Given exercise> Under this task are some entries; return every one of them exactly.

Listed records>
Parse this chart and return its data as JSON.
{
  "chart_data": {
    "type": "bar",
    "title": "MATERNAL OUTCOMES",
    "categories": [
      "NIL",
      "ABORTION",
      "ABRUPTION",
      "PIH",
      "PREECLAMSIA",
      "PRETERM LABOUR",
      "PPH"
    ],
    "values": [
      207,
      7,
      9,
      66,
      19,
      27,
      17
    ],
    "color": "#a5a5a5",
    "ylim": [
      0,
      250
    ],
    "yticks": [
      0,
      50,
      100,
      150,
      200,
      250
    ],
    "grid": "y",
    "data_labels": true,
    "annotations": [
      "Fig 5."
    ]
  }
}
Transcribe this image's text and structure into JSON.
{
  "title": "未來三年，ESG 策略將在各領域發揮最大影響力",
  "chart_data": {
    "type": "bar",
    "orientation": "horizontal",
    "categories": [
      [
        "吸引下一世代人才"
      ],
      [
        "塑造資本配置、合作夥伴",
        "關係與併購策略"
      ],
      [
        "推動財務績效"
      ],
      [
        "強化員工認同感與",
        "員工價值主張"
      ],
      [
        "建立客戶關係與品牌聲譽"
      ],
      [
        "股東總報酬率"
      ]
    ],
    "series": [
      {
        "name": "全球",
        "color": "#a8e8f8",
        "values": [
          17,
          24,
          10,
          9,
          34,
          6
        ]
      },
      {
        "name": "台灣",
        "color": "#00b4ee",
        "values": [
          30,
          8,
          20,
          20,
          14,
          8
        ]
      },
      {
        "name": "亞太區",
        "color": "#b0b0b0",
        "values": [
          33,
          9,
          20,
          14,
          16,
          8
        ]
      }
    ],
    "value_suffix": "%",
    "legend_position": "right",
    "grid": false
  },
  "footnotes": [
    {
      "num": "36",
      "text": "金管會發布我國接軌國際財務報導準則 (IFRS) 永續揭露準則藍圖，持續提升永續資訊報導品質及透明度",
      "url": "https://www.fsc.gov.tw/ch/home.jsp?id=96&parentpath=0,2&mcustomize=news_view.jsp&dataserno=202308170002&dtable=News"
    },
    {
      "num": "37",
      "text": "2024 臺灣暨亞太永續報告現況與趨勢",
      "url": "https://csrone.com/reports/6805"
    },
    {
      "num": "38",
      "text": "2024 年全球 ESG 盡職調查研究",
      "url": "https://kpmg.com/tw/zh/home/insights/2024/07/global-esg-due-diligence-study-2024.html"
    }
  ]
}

Result of the exercise>
Parse this chart and return its data as JSON.
{
  "chart_data": {
    "type": "bar",
    "title": "MATERNAL OUTCOMES",
    "categories": [
      "NIL",
      "ABORTION",
      "ABRUPTION",
      "PIH",
      "PREECLAMSIA",
      "PRETERM LABOUR",
      "PPH"
    ],
    "values": [
      207,
      7,
      9,
      66,
      19,
      27,
      17
    ],
    "color": "#a5a5a5",
    "ylim": [
      0,
      250
    ],
    "yticks": [
      0,
      50,
      100,
      150,
      200,
      250
    ],
    "grid": "y",
    "data_labels": true,
    "annotations": [
      "Fig 5."
    ]
  }
}
Transcribe this image's text and structure into JSON.
{
  "title": "未來三年，ESG 策略將在各領域發揮最大影響力",
  "chart_data": {
    "type": "bar",
    "orientation": "horizontal",
    "categories": [
      [
        "吸引下一世代人才"
      ],
      [
        "塑造資本配置、合作夥伴",
        "關係與併購策略"
      ],
      [
        "推動財務績效"
      ],
      [
        "強化員工認同感與",
        "員工價值主張"
      ],
      [
        "建立客戶關係與品牌聲譽"
      ],
      [
        "股東總報酬率"
      ]
    ],
    "series": [
      {
        "name": "全球",
        "color": "#a8e8f8",
        "values": [
          17,
          24,
          10,
          9,
          34,
          6
        ]
      },
      {
        "name": "台灣",
        "color": "#00b4ee",
        "values": [
          30,
          8,
          20,
          20,
          14,
          8
        ]
      },
      {
        "name": "亞太區",
        "color": "#b0b0b0",
        "values": [
          33,
          9,
          20,
          14,
          16,
          8
        ]
      }
    ],
    "value_suffix": "%",
    "legend_position": "right",
    "grid": false
  },
  "footnotes": [
    {
      "num": "36",
      "text": "金管會發布我國接軌國際財務報導準則 (IFRS) 永續揭露準則藍圖，持續提升永續資訊報導品質及透明度",
      "url": "https://www.fsc.gov.tw/ch/home.jsp?id=96&parentpath=0,2&mcustomize=news_view.jsp&dataserno=202308170002&dtable=News"
    },
    {
      "num": "37",
      "text": "2024 臺灣暨亞太永續報告現況與趨勢",
      "url": "https://csrone.com/reports/6805"
    },
    {
      "num": "38",
      "text": "2024 年全球 ESG 盡職調查研究",
      "url": "https://kpmg.com/tw/zh/home/insights/2024/07/global-esg-due-diligence-study-2024.html"
    }
  ]
}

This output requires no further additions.